**AIM**
Pictures aside, repeat every entry exactly.

* BEGIN TASK MATERIAL *

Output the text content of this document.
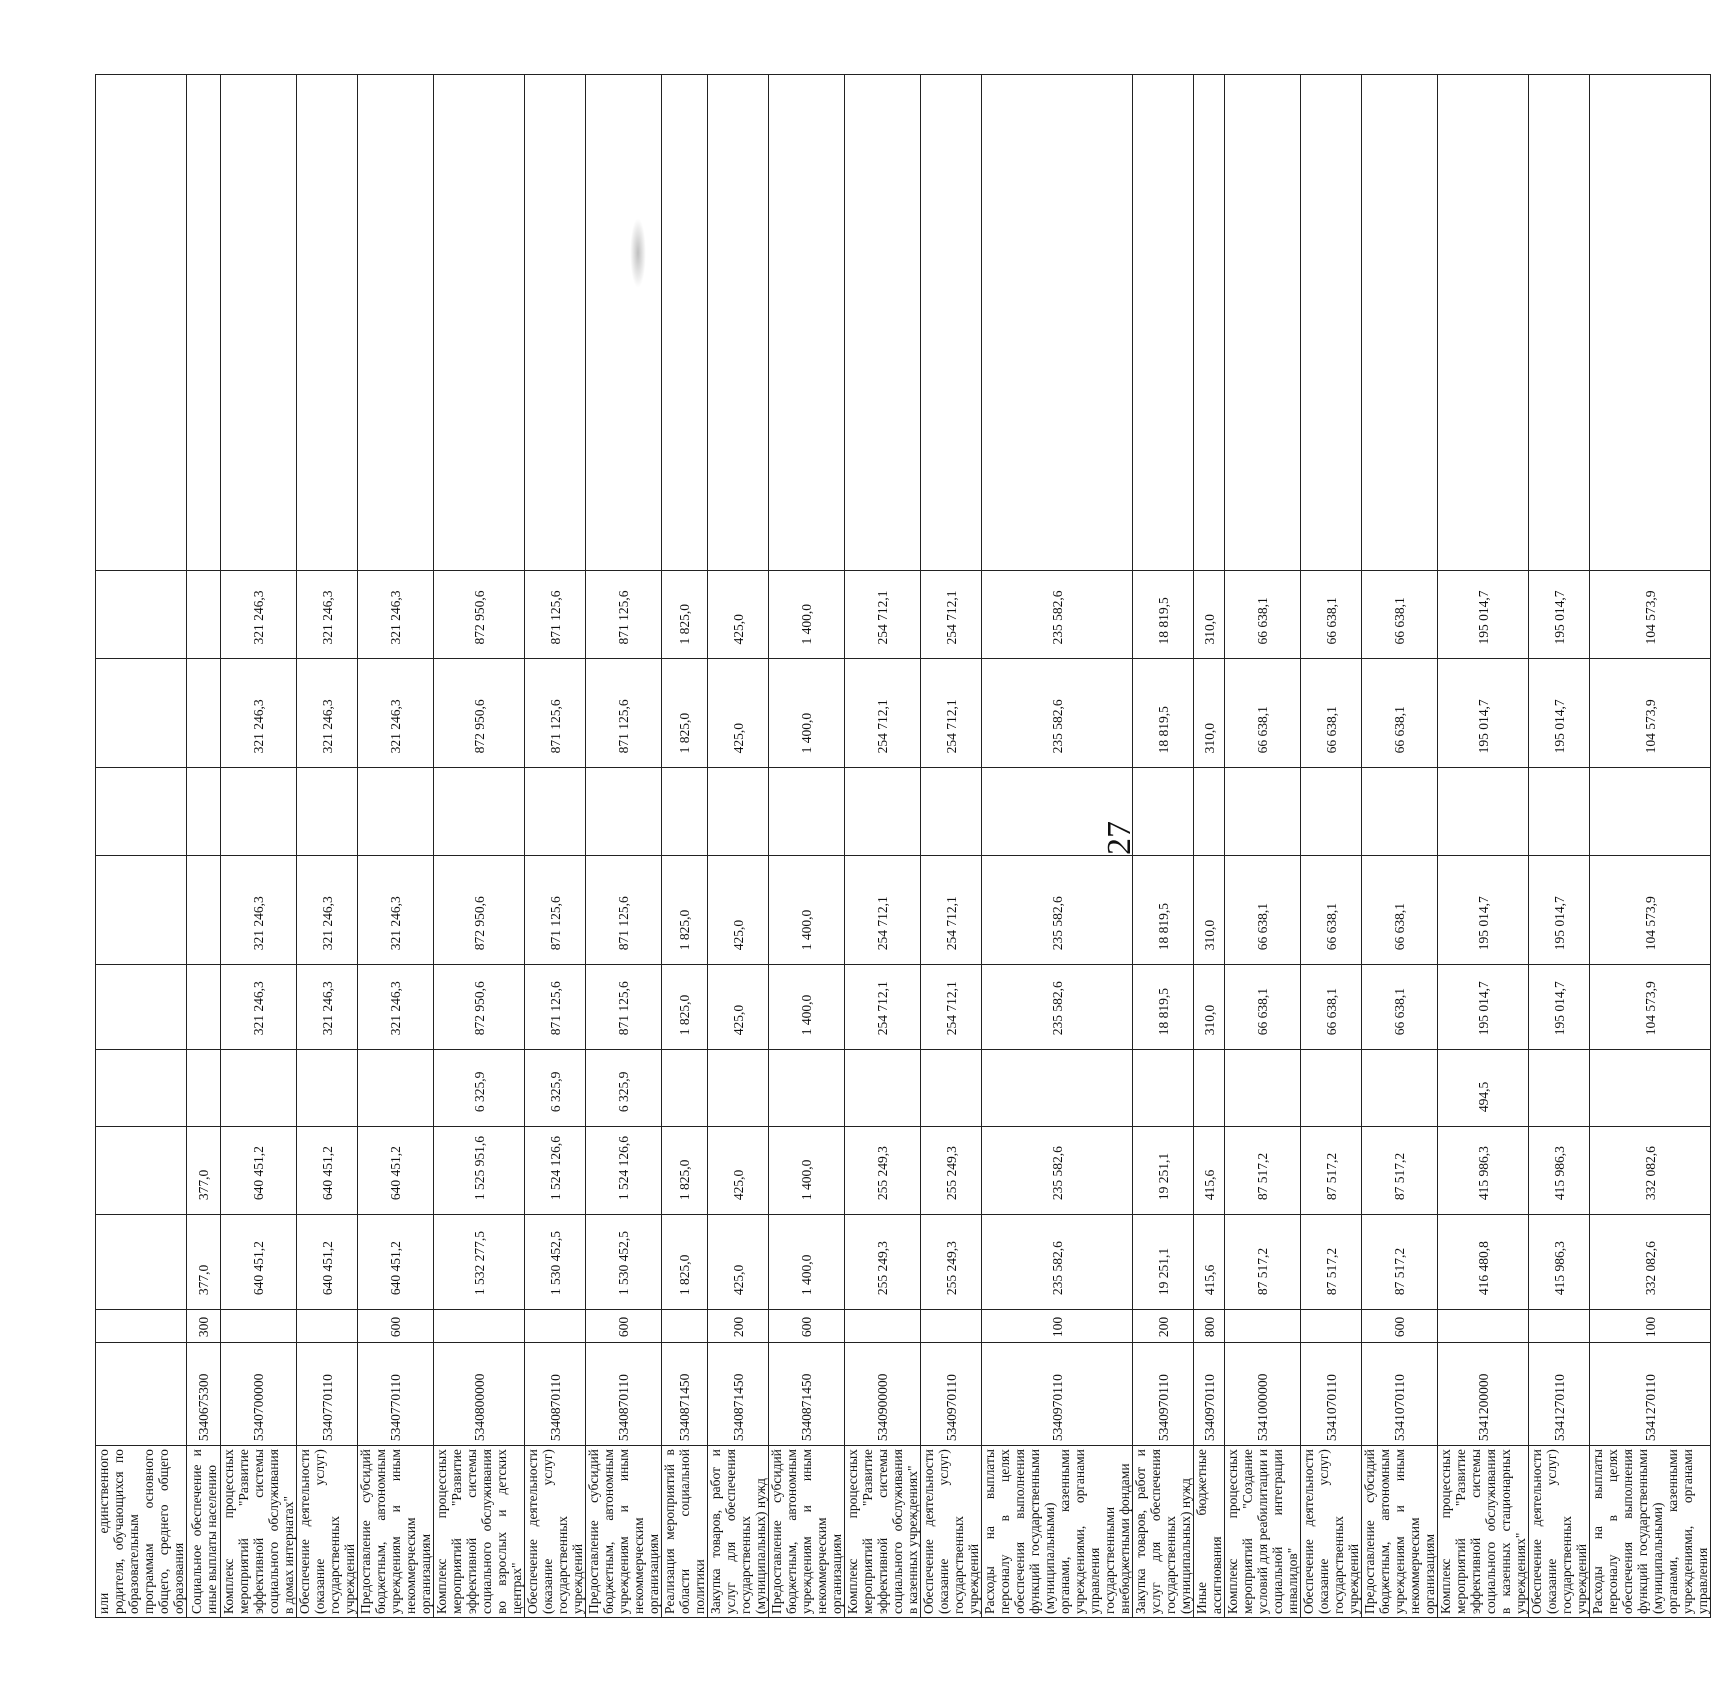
27
или единственного родителя, обучающихся по образовательным программам основного общего, среднего общего образования											
Социальное обеспечение и иные выплаты населению	5340675300	300	377,0	377,0							
Комплекс процессных мероприятий "Развитие эффективной системы социального обслуживания в домах интернатах"	5340700000		640 451,2	640 451,2		321 246,3	321 246,3		321 246,3	321 246,3	
Обеспечение деятельности (оказание услуг) государственных учреждений	5340770110		640 451,2	640 451,2		321 246,3	321 246,3		321 246,3	321 246,3	
Предоставление субсидий бюджетным, автономным учреждениям и иным некоммерческим организациям	5340770110	600	640 451,2	640 451,2		321 246,3	321 246,3		321 246,3	321 246,3	
Комплекс процессных мероприятий "Развитие эффективной системы социального обслуживания во взрослых и детских центрах"	5340800000		1 532 277,5	1 525 951,6	6 325,9	872 950,6	872 950,6		872 950,6	872 950,6	
Обеспечение деятельности (оказание услуг) государственных учреждений	5340870110		1 530 452,5	1 524 126,6	6 325,9	871 125,6	871 125,6		871 125,6	871 125,6	
Предоставление субсидий бюджетным, автономным учреждениям и иным некоммерческим организациям	5340870110	600	1 530 452,5	1 524 126,6	6 325,9	871 125,6	871 125,6		871 125,6	871 125,6	
Реализация мероприятий в области социальной политики	5340871450		1 825,0	1 825,0		1 825,0	1 825,0		1 825,0	1 825,0	
Закупка товаров, работ и услуг для обеспечения государственных (муниципальных) нужд	5340871450	200	425,0	425,0		425,0	425,0		425,0	425,0	
Предоставление субсидий бюджетным, автономным учреждениям и иным некоммерческим организациям	5340871450	600	1 400,0	1 400,0		1 400,0	1 400,0		1 400,0	1 400,0	
Комплекс процессных мероприятий "Развитие эффективной системы социального обслуживания в казенных учреждениях"	5340900000		255 249,3	255 249,3		254 712,1	254 712,1		254 712,1	254 712,1	
Обеспечение деятельности (оказание услуг) государственных учреждений	5340970110		255 249,3	255 249,3		254 712,1	254 712,1		254 712,1	254 712,1	
Расходы на выплаты персоналу в целях обеспечения выполнения функций государственными (муниципальными) органами, казенными учреждениями, органами управления государственными внебюджетными фондами	5340970110	100	235 582,6	235 582,6		235 582,6	235 582,6		235 582,6	235 582,6	
Закупка товаров, работ и услуг для обеспечения государственных (муниципальных) нужд	5340970110	200	19 251,1	19 251,1		18 819,5	18 819,5		18 819,5	18 819,5	
Иные бюджетные ассигнования	5340970110	800	415,6	415,6		310,0	310,0		310,0	310,0	
Комплекс процессных мероприятий "Создание условий для реабилитации и социальной интеграции инвалидов"	5341000000		87 517,2	87 517,2		66 638,1	66 638,1		66 638,1	66 638,1	
Обеспечение деятельности (оказание услуг) государственных учреждений	5341070110		87 517,2	87 517,2		66 638,1	66 638,1		66 638,1	66 638,1	
Предоставление субсидий бюджетным, автономным учреждениям и иным некоммерческим организациям	5341070110	600	87 517,2	87 517,2		66 638,1	66 638,1		66 638,1	66 638,1	
Комплекс процессных мероприятий "Развитие эффективной системы социального обслуживания в казенных стационарных учреждениях"	5341200000		416 480,8	415 986,3	494,5	195 014,7	195 014,7		195 014,7	195 014,7	
Обеспечение деятельности (оказание услуг) государственных учреждений	5341270110		415 986,3	415 986,3		195 014,7	195 014,7		195 014,7	195 014,7	
Расходы на выплаты персоналу в целях обеспечения выполнения функций государственными (муниципальными) органами, казенными учреждениями, органами управления	5341270110	100	332 082,6	332 082,6		104 573,9	104 573,9		104 573,9	104 573,9	
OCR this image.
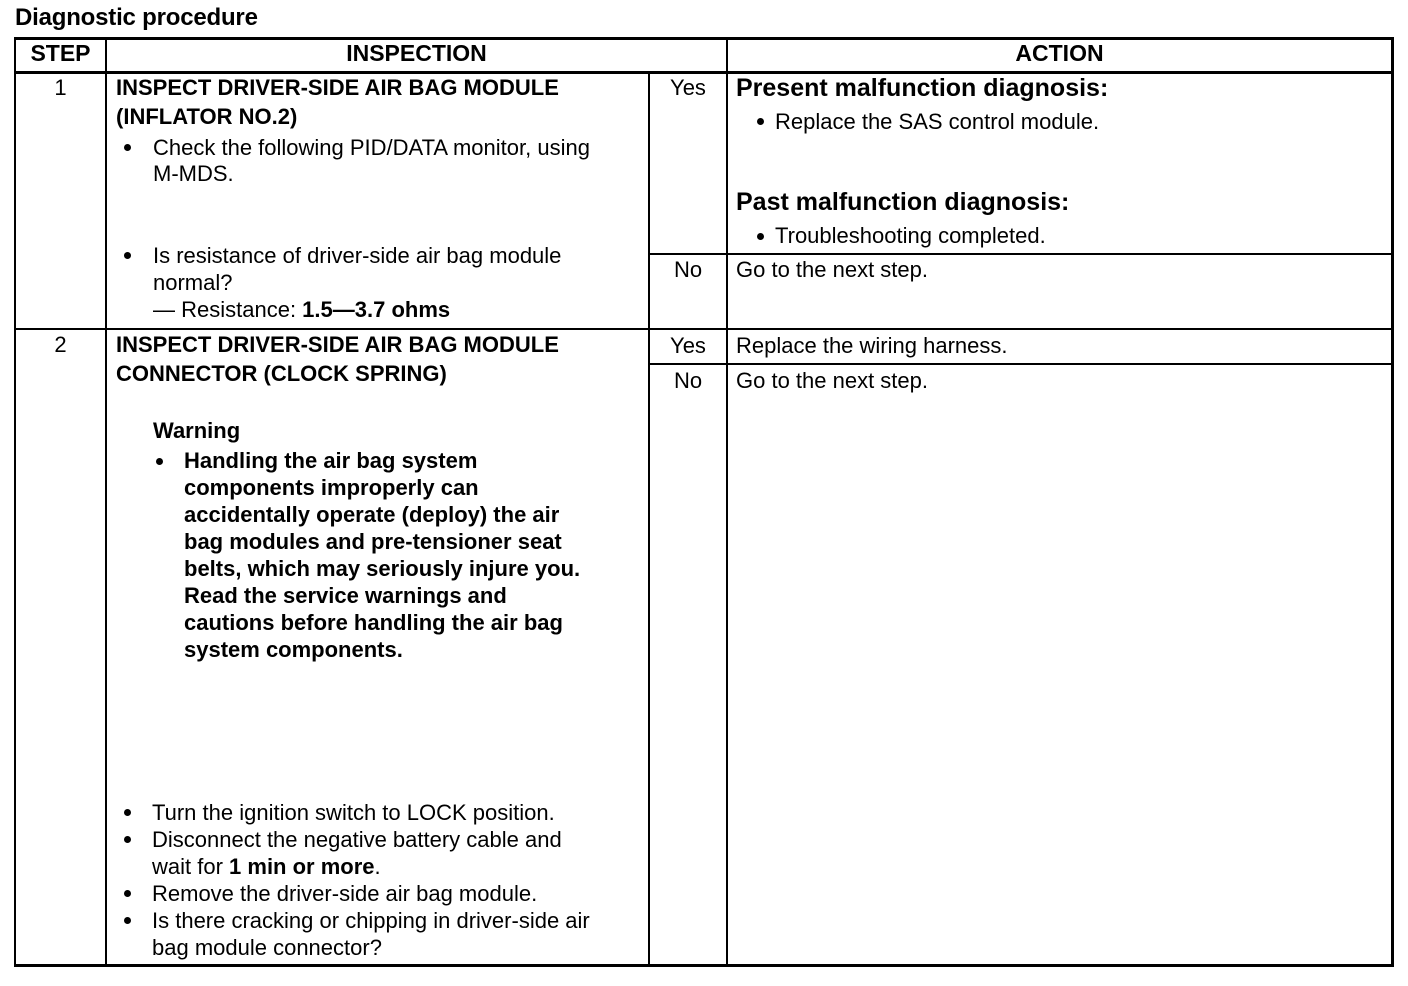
Diagnostic procedure
STEP	INSPECTION	ACTION
1	INSPECT DRIVER-SIDE AIR BAG MODULE
(INFLATOR NO.2)
Check the following PID/DATA monitor, using
M-MDS.
Is resistance of driver-side air bag module
normal?
— Resistance: 1.5—3.7 ohms
Yes	Present malfunction diagnosis:
Replace the SAS control module.
Past malfunction diagnosis:
Troubleshooting completed.
No	Go to the next step.
2	INSPECT DRIVER-SIDE AIR BAG MODULE
CONNECTOR (CLOCK SPRING)
Warning
Handling the air bag system
components improperly can
accidentally operate (deploy) the air
bag modules and pre-tensioner seat
belts, which may seriously injure you.
Read the service warnings and
cautions before handling the air bag
system components.
Turn the ignition switch to LOCK position.
Disconnect the negative battery cable and
wait for 1 min or more.
Remove the driver-side air bag module.
Is there cracking or chipping in driver-side air
bag module connector?
Yes	Replace the wiring harness.
No	Go to the next step.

* END TASK MATERIAL *

**ANSWER TO THE PROBLEM**
Output the text content of this document.
27
или единственного родителя, обучающихся по образовательным программам основного общего, среднего общего образования											
Социальное обеспечение и иные выплаты населению	5340675300	300	377,0	377,0							
Комплекс процессных мероприятий "Развитие эффективной системы социального обслуживания в домах интернатах"	5340700000		640 451,2	640 451,2		321 246,3	321 246,3		321 246,3	321 246,3	
Обеспечение деятельности (оказание услуг) государственных учреждений	5340770110		640 451,2	640 451,2		321 246,3	321 246,3		321 246,3	321 246,3	
Предоставление субсидий бюджетным, автономным учреждениям и иным некоммерческим организациям	5340770110	600	640 451,2	640 451,2		321 246,3	321 246,3		321 246,3	321 246,3	
Комплекс процессных мероприятий "Развитие эффективной системы социального обслуживания во взрослых и детских центрах"	5340800000		1 532 277,5	1 525 951,6	6 325,9	872 950,6	872 950,6		872 950,6	872 950,6	
Обеспечение деятельности (оказание услуг) государственных учреждений	5340870110		1 530 452,5	1 524 126,6	6 325,9	871 125,6	871 125,6		871 125,6	871 125,6	
Предоставление субсидий бюджетным, автономным учреждениям и иным некоммерческим организациям	5340870110	600	1 530 452,5	1 524 126,6	6 325,9	871 125,6	871 125,6		871 125,6	871 125,6	
Реализация мероприятий в области социальной политики	5340871450		1 825,0	1 825,0		1 825,0	1 825,0		1 825,0	1 825,0	
Закупка товаров, работ и услуг для обеспечения государственных (муниципальных) нужд	5340871450	200	425,0	425,0		425,0	425,0		425,0	425,0	
Предоставление субсидий бюджетным, автономным учреждениям и иным некоммерческим организациям	5340871450	600	1 400,0	1 400,0		1 400,0	1 400,0		1 400,0	1 400,0	
Комплекс процессных мероприятий "Развитие эффективной системы социального обслуживания в казенных учреждениях"	5340900000		255 249,3	255 249,3		254 712,1	254 712,1		254 712,1	254 712,1	
Обеспечение деятельности (оказание услуг) государственных учреждений	5340970110		255 249,3	255 249,3		254 712,1	254 712,1		254 712,1	254 712,1	
Расходы на выплаты персоналу в целях обеспечения выполнения функций государственными (муниципальными) органами, казенными учреждениями, органами управления государственными внебюджетными фондами	5340970110	100	235 582,6	235 582,6		235 582,6	235 582,6		235 582,6	235 582,6	
Закупка товаров, работ и услуг для обеспечения государственных (муниципальных) нужд	5340970110	200	19 251,1	19 251,1		18 819,5	18 819,5		18 819,5	18 819,5	
Иные бюджетные ассигнования	5340970110	800	415,6	415,6		310,0	310,0		310,0	310,0	
Комплекс процессных мероприятий "Создание условий для реабилитации и социальной интеграции инвалидов"	5341000000		87 517,2	87 517,2		66 638,1	66 638,1		66 638,1	66 638,1	
Обеспечение деятельности (оказание услуг) государственных учреждений	5341070110		87 517,2	87 517,2		66 638,1	66 638,1		66 638,1	66 638,1	
Предоставление субсидий бюджетным, автономным учреждениям и иным некоммерческим организациям	5341070110	600	87 517,2	87 517,2		66 638,1	66 638,1		66 638,1	66 638,1	
Комплекс процессных мероприятий "Развитие эффективной системы социального обслуживания в казенных стационарных учреждениях"	5341200000		416 480,8	415 986,3	494,5	195 014,7	195 014,7		195 014,7	195 014,7	
Обеспечение деятельности (оказание услуг) государственных учреждений	5341270110		415 986,3	415 986,3		195 014,7	195 014,7		195 014,7	195 014,7	
Расходы на выплаты персоналу в целях обеспечения выполнения функций государственными (муниципальными) органами, казенными учреждениями, органами управления	5341270110	100	332 082,6	332 082,6		104 573,9	104 573,9		104 573,9	104 573,9	
OCR this image.
Diagnostic procedure
STEP	INSPECTION	ACTION
1	INSPECT DRIVER-SIDE AIR BAG MODULE
(INFLATOR NO.2)
Check the following PID/DATA monitor, using
M-MDS.
Is resistance of driver-side air bag module
normal?
— Resistance: 1.5—3.7 ohms
Yes	Present malfunction diagnosis:
Replace the SAS control module.
Past malfunction diagnosis:
Troubleshooting completed.
No	Go to the next step.
2	INSPECT DRIVER-SIDE AIR BAG MODULE
CONNECTOR (CLOCK SPRING)
Warning
Handling the air bag system
components improperly can
accidentally operate (deploy) the air
bag modules and pre-tensioner seat
belts, which may seriously injure you.
Read the service warnings and
cautions before handling the air bag
system components.
Turn the ignition switch to LOCK position.
Disconnect the negative battery cable and
wait for 1 min or more.
Remove the driver-side air bag module.
Is there cracking or chipping in driver-side air
bag module connector?
Yes	Replace the wiring harness.
No	Go to the next step.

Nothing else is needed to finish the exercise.